Problem to work on>
Repeat the entire listing exactly as written.
• • •
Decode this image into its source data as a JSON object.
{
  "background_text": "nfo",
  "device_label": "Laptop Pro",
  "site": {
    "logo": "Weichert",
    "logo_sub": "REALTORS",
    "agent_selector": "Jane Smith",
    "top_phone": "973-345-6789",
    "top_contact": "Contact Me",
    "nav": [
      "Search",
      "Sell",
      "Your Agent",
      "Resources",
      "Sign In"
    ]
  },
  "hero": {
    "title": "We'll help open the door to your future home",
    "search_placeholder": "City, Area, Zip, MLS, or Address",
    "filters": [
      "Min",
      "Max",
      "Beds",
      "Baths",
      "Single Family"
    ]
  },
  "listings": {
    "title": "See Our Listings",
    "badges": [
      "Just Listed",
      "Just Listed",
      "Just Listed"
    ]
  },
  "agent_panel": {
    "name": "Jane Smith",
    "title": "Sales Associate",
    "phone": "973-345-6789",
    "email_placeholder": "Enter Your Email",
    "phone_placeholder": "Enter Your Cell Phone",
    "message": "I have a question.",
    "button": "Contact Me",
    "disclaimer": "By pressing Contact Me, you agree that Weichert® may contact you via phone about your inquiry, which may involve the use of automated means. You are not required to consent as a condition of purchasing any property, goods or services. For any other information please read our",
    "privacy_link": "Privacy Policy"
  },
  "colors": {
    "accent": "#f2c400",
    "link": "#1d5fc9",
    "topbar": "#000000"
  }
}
• • •
Written solution>
Decode this image into its source data as a JSON object.
{
  "background_text": "nfo",
  "device_label": "Laptop Pro",
  "site": {
    "logo": "Weichert",
    "logo_sub": "REALTORS",
    "agent_selector": "Jane Smith",
    "top_phone": "973-345-6789",
    "top_contact": "Contact Me",
    "nav": [
      "Search",
      "Sell",
      "Your Agent",
      "Resources",
      "Sign In"
    ]
  },
  "hero": {
    "title": "We'll help open the door to your future home",
    "search_placeholder": "City, Area, Zip, MLS, or Address",
    "filters": [
      "Min",
      "Max",
      "Beds",
      "Baths",
      "Single Family"
    ]
  },
  "listings": {
    "title": "See Our Listings",
    "badges": [
      "Just Listed",
      "Just Listed",
      "Just Listed"
    ]
  },
  "agent_panel": {
    "name": "Jane Smith",
    "title": "Sales Associate",
    "phone": "973-345-6789",
    "email_placeholder": "Enter Your Email",
    "phone_placeholder": "Enter Your Cell Phone",
    "message": "I have a question.",
    "button": "Contact Me",
    "disclaimer": "By pressing Contact Me, you agree that Weichert® may contact you via phone about your inquiry, which may involve the use of automated means. You are not required to consent as a condition of purchasing any property, goods or services. For any other information please read our",
    "privacy_link": "Privacy Policy"
  },
  "colors": {
    "accent": "#f2c400",
    "link": "#1d5fc9",
    "topbar": "#000000"
  }
}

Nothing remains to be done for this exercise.